━━━━━ BAGIAN TEKS ━━━━━

Sebaliknya perasaan atau suasana nestapa akan melahirkan nada sedih dalam karya
puisi. Oleh karena itu, kedua unsur tersebut, nada dan suasana sering
dipasangkan menjadi satu.
2.3
Citraan
dalam Puisi
Citraan
(imagery) berasal dari bahasa Latin
imago (image) dengan bentuk verbanya
imitari (to imitate). Citraan
merupakan kumpulan citra yang digunakan untuk melukiskan objek dan kualitas
tanggapan indera yang digunakan dalam karya sastra, baik dengan deskripsi
secara harfiah maupun secara kias (Abrams, dalam Imron & Nugrahani 2017:57)
Menurut
Sayuti (dalam Imron & Nugrahani 2017:57), citraan dapat diartikan sebagai
kata atau serangkaian kata yang dapat membentuk gambaran mental atau dapat
membangkitkan pengalaman tertentu.
Coombes
(dalam Pradopo, 2014:81) mengemukakan bahwa dalam tangan seorang penyair yang
bagus, imaji itu segar dan hidup, berada dalam puncak keindahannya untuk
mengintensifkan, menjernihkan, memperkaya; sebuah imaji yang berhasil menolong
orang merasakan pengalaman penulis terhadap objek dan situasi yang dialaminya,
memberi gambaran yang setepatnya, hidup, kuat, ekonomis, dan segera dapat kita
rasakan dan dekat dengan hidup kita sendiri.
Citraan
atau imaji dalam karya sastra berperan penting untuk menimbulkan pembayangan
imajinatif, membentuk gambaran mental, dan dapat membangkitkan pengalaman
tertentu pada pembaca. Sastrawan tidak hanya pencipta musik verbal, tetapi juga
pencipta gambaran dalam kata-kata untuk mendeskripsikan sesuatu sehingga
pembaca dapat melihat, merasakan, dan mendengarnya (Scott, dalam Imron &
Nugrahani 2017:57).
Cuddon
(dalam Imron & Nugrahani 2017:58) menjelaskan bahwa citraan meliputi
penggunaan bahasa untuk menggambarkan objek-objek, tindakan, perasaan, pikiran,
ide, pernyataan, dan setiap pengalaman indera yang istimewa.

━━━━━ CUPLIKAN DATA ━━━━━

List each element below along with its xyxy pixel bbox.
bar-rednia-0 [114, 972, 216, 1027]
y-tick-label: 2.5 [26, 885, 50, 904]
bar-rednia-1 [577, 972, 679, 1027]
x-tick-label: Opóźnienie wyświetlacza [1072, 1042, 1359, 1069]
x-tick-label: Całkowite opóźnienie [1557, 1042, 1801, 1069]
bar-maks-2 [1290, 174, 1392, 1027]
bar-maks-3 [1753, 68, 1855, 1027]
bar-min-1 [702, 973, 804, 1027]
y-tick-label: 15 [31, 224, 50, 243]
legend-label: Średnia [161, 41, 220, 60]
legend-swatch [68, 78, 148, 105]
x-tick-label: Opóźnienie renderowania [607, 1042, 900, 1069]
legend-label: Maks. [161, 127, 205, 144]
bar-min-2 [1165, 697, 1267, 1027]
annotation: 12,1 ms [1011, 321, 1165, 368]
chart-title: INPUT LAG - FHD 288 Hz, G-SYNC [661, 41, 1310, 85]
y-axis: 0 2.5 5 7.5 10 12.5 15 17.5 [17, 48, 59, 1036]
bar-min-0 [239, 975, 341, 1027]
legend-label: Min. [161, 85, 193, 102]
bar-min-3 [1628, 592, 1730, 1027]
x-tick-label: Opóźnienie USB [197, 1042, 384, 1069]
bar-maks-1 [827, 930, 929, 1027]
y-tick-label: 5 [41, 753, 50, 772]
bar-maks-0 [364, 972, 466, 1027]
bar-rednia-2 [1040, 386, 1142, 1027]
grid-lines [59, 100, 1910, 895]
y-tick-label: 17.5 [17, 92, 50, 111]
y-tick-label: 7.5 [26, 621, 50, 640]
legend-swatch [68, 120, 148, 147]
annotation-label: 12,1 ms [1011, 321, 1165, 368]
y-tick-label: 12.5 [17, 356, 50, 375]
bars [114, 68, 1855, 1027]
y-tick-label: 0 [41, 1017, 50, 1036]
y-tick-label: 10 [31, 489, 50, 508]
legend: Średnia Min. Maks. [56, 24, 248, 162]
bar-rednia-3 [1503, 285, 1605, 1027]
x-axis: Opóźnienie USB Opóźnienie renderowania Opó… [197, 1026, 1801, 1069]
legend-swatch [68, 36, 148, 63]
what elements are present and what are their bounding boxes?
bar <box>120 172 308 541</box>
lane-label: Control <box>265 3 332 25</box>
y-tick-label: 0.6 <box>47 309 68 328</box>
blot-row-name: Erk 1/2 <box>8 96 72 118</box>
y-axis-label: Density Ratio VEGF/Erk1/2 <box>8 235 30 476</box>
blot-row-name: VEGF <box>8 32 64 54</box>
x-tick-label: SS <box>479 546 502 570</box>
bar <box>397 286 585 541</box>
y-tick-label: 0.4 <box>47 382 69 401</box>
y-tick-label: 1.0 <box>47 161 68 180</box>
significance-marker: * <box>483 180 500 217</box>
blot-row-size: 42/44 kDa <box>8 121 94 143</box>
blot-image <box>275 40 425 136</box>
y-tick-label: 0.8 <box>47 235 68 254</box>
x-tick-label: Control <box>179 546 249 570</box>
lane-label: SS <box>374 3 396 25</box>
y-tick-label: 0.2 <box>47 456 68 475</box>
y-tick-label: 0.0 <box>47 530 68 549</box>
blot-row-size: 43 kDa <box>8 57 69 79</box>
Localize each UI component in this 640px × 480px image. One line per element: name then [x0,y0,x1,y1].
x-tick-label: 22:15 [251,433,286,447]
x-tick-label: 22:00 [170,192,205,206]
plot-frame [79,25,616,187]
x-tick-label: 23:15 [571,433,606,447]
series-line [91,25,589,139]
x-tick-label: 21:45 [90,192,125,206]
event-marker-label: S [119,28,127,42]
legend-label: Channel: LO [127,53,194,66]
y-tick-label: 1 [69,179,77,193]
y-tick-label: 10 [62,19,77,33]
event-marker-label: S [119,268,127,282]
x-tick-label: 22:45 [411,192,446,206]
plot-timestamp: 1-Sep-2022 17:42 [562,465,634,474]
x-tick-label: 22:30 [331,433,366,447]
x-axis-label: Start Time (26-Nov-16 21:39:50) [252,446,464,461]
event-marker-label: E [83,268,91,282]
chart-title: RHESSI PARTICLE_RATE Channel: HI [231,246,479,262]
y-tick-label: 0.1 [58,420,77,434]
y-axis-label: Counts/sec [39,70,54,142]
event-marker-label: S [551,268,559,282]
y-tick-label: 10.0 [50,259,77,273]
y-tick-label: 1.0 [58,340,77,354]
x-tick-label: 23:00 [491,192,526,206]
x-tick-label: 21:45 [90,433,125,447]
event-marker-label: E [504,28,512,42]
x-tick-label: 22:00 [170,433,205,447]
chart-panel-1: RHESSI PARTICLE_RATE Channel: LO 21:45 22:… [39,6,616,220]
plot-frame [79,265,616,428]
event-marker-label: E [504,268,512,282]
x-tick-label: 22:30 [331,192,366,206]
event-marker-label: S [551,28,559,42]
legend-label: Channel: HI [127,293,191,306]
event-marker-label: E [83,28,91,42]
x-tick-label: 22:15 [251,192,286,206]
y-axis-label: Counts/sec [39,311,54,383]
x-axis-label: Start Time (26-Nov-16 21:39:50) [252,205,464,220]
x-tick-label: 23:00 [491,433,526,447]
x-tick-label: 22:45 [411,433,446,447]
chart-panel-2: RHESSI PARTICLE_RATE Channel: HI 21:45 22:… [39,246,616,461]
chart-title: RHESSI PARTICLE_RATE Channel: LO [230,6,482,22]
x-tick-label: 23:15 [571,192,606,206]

━━━━━

_SOAL DAN TUGAS_
A - Salin dengan tepat bagian teks tentang citraan dalam puisi yang diawali kata-kata yang memuat "Sebaliknya perasaan atau" dan diakhiri "(Abrams, dalam Imron & Nugrahani 2017:57)".
B - Tolong teruskan teks tentang citraan dalam puisi, dimulai setelah kalimat terakhirnya.

_DAFTAR JAWABAN_
A -
Sebaliknya perasaan atau suasana nestapa akan melahirkan nada sedih dalam karya
puisi. Oleh karena itu, kedua unsur tersebut, nada dan suasana sering
dipasangkan menjadi satu.
2.3
Citraan
dalam Puisi
Citraan
(imagery) berasal dari bahasa Latin
imago (image) dengan bentuk verbanya
imitari (to imitate). Citraan
merupakan kumpulan citra yang digunakan untuk melukiskan objek dan kualitas
tanggapan indera yang digunakan dalam karya sastra, baik dengan deskripsi
secara harfiah maupun secara kias (Abrams, dalam Imron & Nugrahani 2017:57)

B -
Dalam
puisi, untuk memberi gambaran yang jelas, untuk menimbulkan suasana yang
khusus, untuk membuat (lebih) hidup gambaran dalam pikiran dan penginderaan dan
juga untuk menarik perhatian, penyair menggunakan gambaran-gambaran angan
(pikiran), di samping alat kepuitisan yang lain. Gambaran-gambaran angan dalam
sajak itu disebut citraan (imagery).
Gambaran angan ini adalah sebuah efek dalam pikiran yang sangat menyerupai
(gambaran) yang dihasilkan oleh penangkapan kita terhadap sebuah objek yang
dapat dilihat oleh mata dan daerah-daerah otak yang berhubungan.
Citraan
biasanya lebih mengingatkan kembali daripada membuat baru kesan pikiran,
sehingga pembaca terlihat dalam kreasi puitis (Altenbernd, dalam Pradopo, 2014:
82). Pembaca akan mudah menanggapi hal-hal yang dalam pengalamannya telah
tersedia simpanan imaji-imaji yang kaya.
2.3.1
Jenis-jenis
Citraan
Citraan dapat dibagi menjadi tujuh jenis yakni:
citraan penglihatan, citraan pendengaran, citraan perabaan, citraan penciuman, citraan
pencecapan, dan citraan gerak (Sayuti 2002:170).
1. Citraan
Penglihatan yaitu citraan yang ditimbulkan
oleh indera penglihatan (mata). Citraan ini sapat memberikan rangsangan kepada
mata sehingga seolah-olah dapat melihat sesuatu yang sebenarnya tidak terlihat.
Dalam karya sastra, selain pelukisan karaklter tokoh cerita, citraan penglihatan
ini juga sangat
produktif dipakai oleh pengarang untuk melukiskan keadaan,
tempat, pemandangan, atau bangunan, misalnya (Imron & Nugrahani, 2017:58)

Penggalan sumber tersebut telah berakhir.